Will you output the entries below exactly, skipping every image they contain?

** Begin THE INPUT **

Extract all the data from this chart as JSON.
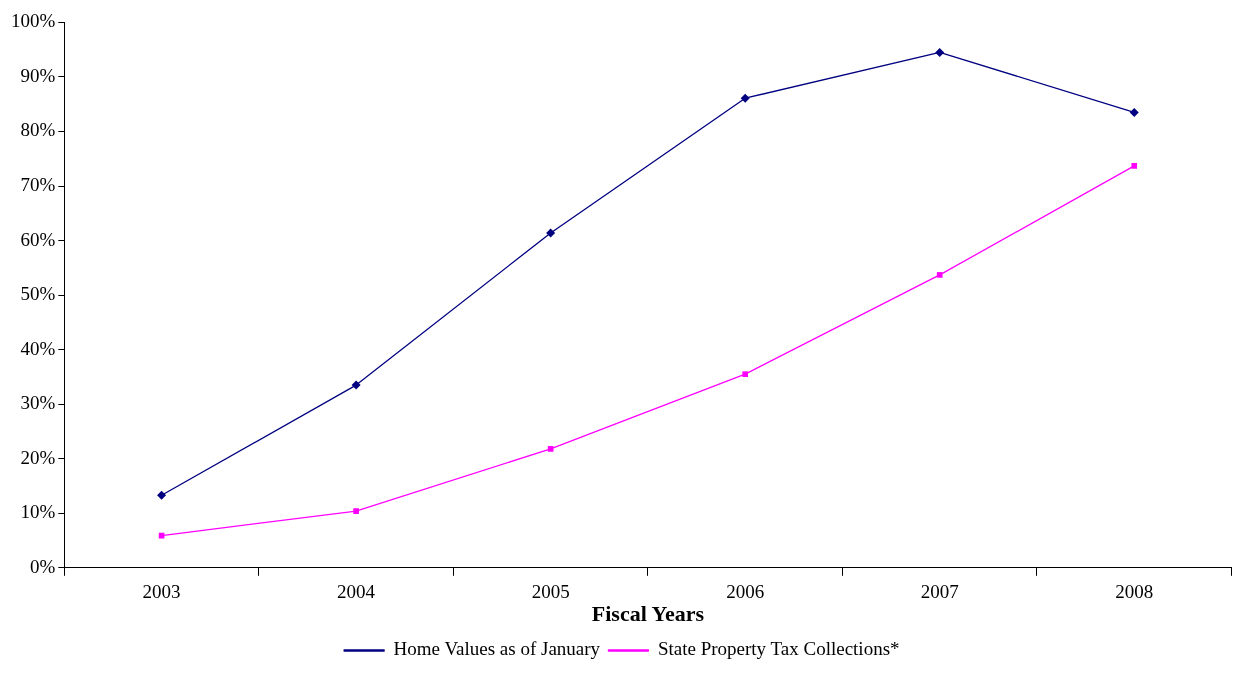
{
  "chart_data": {
    "type": "line",
    "xlabel": "Fiscal Years",
    "categories": [
      "2003",
      "2004",
      "2005",
      "2006",
      "2007",
      "2008"
    ],
    "series": [
      {
        "name": "Home Values as of January",
        "color": "#000080",
        "marker": "diamond",
        "values": [
          13.3,
          33.5,
          61.4,
          86.1,
          94.5,
          83.5
        ]
      },
      {
        "name": "State Property Tax Collections*",
        "color": "#ff00ff",
        "marker": "square",
        "values": [
          5.9,
          10.4,
          21.8,
          35.5,
          53.7,
          73.7
        ]
      }
    ],
    "ylim": [
      0,
      100
    ],
    "yticks": [
      {
        "value": 0,
        "label": "0%"
      },
      {
        "value": 10,
        "label": "10%"
      },
      {
        "value": 20,
        "label": "20%"
      },
      {
        "value": 30,
        "label": "30%"
      },
      {
        "value": 40,
        "label": "40%"
      },
      {
        "value": 50,
        "label": "50%"
      },
      {
        "value": 60,
        "label": "60%"
      },
      {
        "value": 70,
        "label": "70%"
      },
      {
        "value": 80,
        "label": "80%"
      },
      {
        "value": 90,
        "label": "90%"
      },
      {
        "value": 100,
        "label": "100%"
      }
    ],
    "grid": false,
    "legend": "bottom",
    "line_style": "solid"
  }
}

** End THE INPUT **

> **WORKED SOLUTION**:
Extract all the data from this chart as JSON.
{
  "chart_data": {
    "type": "line",
    "xlabel": "Fiscal Years",
    "categories": [
      "2003",
      "2004",
      "2005",
      "2006",
      "2007",
      "2008"
    ],
    "series": [
      {
        "name": "Home Values as of January",
        "color": "#000080",
        "marker": "diamond",
        "values": [
          13.3,
          33.5,
          61.4,
          86.1,
          94.5,
          83.5
        ]
      },
      {
        "name": "State Property Tax Collections*",
        "color": "#ff00ff",
        "marker": "square",
        "values": [
          5.9,
          10.4,
          21.8,
          35.5,
          53.7,
          73.7
        ]
      }
    ],
    "ylim": [
      0,
      100
    ],
    "yticks": [
      {
        "value": 0,
        "label": "0%"
      },
      {
        "value": 10,
        "label": "10%"
      },
      {
        "value": 20,
        "label": "20%"
      },
      {
        "value": 30,
        "label": "30%"
      },
      {
        "value": 40,
        "label": "40%"
      },
      {
        "value": 50,
        "label": "50%"
      },
      {
        "value": 60,
        "label": "60%"
      },
      {
        "value": 70,
        "label": "70%"
      },
      {
        "value": 80,
        "label": "80%"
      },
      {
        "value": 90,
        "label": "90%"
      },
      {
        "value": 100,
        "label": "100%"
      }
    ],
    "grid": false,
    "legend": "bottom",
    "line_style": "solid"
  }
}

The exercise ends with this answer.